* **YOUR GOAL**:
Each entry below is to be printed verbatim.

* **GIVEN DATA**:
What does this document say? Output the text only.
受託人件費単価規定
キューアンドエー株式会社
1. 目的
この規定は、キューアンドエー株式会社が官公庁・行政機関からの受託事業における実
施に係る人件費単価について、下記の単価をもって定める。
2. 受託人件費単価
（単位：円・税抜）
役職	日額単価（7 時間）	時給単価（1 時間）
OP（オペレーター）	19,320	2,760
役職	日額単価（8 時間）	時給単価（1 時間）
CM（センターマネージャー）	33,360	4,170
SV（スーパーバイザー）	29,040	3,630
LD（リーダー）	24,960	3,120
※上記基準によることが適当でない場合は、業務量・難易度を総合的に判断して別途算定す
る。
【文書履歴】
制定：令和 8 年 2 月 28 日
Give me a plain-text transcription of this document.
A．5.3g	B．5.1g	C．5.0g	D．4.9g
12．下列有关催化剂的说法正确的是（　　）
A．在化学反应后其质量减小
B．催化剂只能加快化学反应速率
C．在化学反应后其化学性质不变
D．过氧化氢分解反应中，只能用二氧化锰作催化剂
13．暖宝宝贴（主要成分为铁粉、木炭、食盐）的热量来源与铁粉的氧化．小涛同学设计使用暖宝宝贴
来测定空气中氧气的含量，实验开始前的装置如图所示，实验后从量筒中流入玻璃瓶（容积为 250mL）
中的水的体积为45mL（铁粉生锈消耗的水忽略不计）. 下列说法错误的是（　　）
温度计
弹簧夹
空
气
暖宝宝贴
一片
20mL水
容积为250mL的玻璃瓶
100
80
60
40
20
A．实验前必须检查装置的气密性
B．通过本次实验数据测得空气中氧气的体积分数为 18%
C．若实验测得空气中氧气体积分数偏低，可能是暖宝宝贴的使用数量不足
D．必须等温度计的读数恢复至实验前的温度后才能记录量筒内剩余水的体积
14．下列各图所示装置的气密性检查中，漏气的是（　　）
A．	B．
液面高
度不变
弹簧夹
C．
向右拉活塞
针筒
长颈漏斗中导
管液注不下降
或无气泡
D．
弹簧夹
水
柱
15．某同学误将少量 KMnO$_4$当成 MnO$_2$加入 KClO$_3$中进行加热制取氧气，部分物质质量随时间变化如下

* **ANSWER TO THE TASK**:
What does this document say? Output the text only.
受託人件費単価規定
キューアンドエー株式会社
1. 目的
この規定は、キューアンドエー株式会社が官公庁・行政機関からの受託事業における実
施に係る人件費単価について、下記の単価をもって定める。
2. 受託人件費単価
（単位：円・税抜）
役職	日額単価（7 時間）	時給単価（1 時間）
OP（オペレーター）	19,320	2,760
役職	日額単価（8 時間）	時給単価（1 時間）
CM（センターマネージャー）	33,360	4,170
SV（スーパーバイザー）	29,040	3,630
LD（リーダー）	24,960	3,120
※上記基準によることが適当でない場合は、業務量・難易度を総合的に判断して別途算定す
る。
【文書履歴】
制定：令和 8 年 2 月 28 日
Give me a plain-text transcription of this document.
A．5.3g	B．5.1g	C．5.0g	D．4.9g
12．下列有关催化剂的说法正确的是（　　）
A．在化学反应后其质量减小
B．催化剂只能加快化学反应速率
C．在化学反应后其化学性质不变
D．过氧化氢分解反应中，只能用二氧化锰作催化剂
13．暖宝宝贴（主要成分为铁粉、木炭、食盐）的热量来源与铁粉的氧化．小涛同学设计使用暖宝宝贴
来测定空气中氧气的含量，实验开始前的装置如图所示，实验后从量筒中流入玻璃瓶（容积为 250mL）
中的水的体积为45mL（铁粉生锈消耗的水忽略不计）. 下列说法错误的是（　　）
温度计
弹簧夹
空
气
暖宝宝贴
一片
20mL水
容积为250mL的玻璃瓶
100
80
60
40
20
A．实验前必须检查装置的气密性
B．通过本次实验数据测得空气中氧气的体积分数为 18%
C．若实验测得空气中氧气体积分数偏低，可能是暖宝宝贴的使用数量不足
D．必须等温度计的读数恢复至实验前的温度后才能记录量筒内剩余水的体积
14．下列各图所示装置的气密性检查中，漏气的是（　　）
A．	B．
液面高
度不变
弹簧夹
C．
向右拉活塞
针筒
长颈漏斗中导
管液注不下降
或无气泡
D．
弹簧夹
水
柱
15．某同学误将少量 KMnO$_4$当成 MnO$_2$加入 KClO$_3$中进行加热制取氧气，部分物质质量随时间变化如下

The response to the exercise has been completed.